[Short exercise]
Could you output each line of the data that follows exactly?
━━━ Records for the task ━━━
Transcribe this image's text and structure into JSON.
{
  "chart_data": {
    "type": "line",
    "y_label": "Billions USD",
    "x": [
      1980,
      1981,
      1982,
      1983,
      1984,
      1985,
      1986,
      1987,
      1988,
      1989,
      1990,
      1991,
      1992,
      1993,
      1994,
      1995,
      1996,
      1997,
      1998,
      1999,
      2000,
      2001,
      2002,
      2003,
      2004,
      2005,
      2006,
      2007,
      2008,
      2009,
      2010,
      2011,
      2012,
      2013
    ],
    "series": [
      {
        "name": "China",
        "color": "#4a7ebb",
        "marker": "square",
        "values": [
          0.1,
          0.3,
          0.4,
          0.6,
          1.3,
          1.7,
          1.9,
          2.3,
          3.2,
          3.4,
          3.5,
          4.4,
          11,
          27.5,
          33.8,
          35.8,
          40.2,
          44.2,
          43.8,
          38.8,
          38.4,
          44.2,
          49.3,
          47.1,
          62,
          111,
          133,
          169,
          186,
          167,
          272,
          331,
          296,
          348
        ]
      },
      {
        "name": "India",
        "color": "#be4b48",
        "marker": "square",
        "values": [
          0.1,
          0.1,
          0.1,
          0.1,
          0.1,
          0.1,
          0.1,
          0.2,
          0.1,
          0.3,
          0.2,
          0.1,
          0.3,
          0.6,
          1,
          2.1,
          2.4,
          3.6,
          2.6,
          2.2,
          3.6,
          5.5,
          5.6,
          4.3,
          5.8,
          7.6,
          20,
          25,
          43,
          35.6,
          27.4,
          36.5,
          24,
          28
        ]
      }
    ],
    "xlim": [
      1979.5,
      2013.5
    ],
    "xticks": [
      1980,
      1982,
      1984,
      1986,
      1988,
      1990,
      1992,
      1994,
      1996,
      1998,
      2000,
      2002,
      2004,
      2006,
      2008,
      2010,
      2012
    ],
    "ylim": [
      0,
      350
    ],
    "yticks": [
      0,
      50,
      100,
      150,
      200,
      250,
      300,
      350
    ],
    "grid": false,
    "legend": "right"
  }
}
━━━
[Final answer]
Transcribe this image's text and structure into JSON.
{
  "chart_data": {
    "type": "line",
    "y_label": "Billions USD",
    "x": [
      1980,
      1981,
      1982,
      1983,
      1984,
      1985,
      1986,
      1987,
      1988,
      1989,
      1990,
      1991,
      1992,
      1993,
      1994,
      1995,
      1996,
      1997,
      1998,
      1999,
      2000,
      2001,
      2002,
      2003,
      2004,
      2005,
      2006,
      2007,
      2008,
      2009,
      2010,
      2011,
      2012,
      2013
    ],
    "series": [
      {
        "name": "China",
        "color": "#4a7ebb",
        "marker": "square",
        "values": [
          0.1,
          0.3,
          0.4,
          0.6,
          1.3,
          1.7,
          1.9,
          2.3,
          3.2,
          3.4,
          3.5,
          4.4,
          11,
          27.5,
          33.8,
          35.8,
          40.2,
          44.2,
          43.8,
          38.8,
          38.4,
          44.2,
          49.3,
          47.1,
          62,
          111,
          133,
          169,
          186,
          167,
          272,
          331,
          296,
          348
        ]
      },
      {
        "name": "India",
        "color": "#be4b48",
        "marker": "square",
        "values": [
          0.1,
          0.1,
          0.1,
          0.1,
          0.1,
          0.1,
          0.1,
          0.2,
          0.1,
          0.3,
          0.2,
          0.1,
          0.3,
          0.6,
          1,
          2.1,
          2.4,
          3.6,
          2.6,
          2.2,
          3.6,
          5.5,
          5.6,
          4.3,
          5.8,
          7.6,
          20,
          25,
          43,
          35.6,
          27.4,
          36.5,
          24,
          28
        ]
      }
    ],
    "xlim": [
      1979.5,
      2013.5
    ],
    "xticks": [
      1980,
      1982,
      1984,
      1986,
      1988,
      1990,
      1992,
      1994,
      1996,
      1998,
      2000,
      2002,
      2004,
      2006,
      2008,
      2010,
      2012
    ],
    "ylim": [
      0,
      350
    ],
    "yticks": [
      0,
      50,
      100,
      150,
      200,
      250,
      300,
      350
    ],
    "grid": false,
    "legend": "right"
  }
}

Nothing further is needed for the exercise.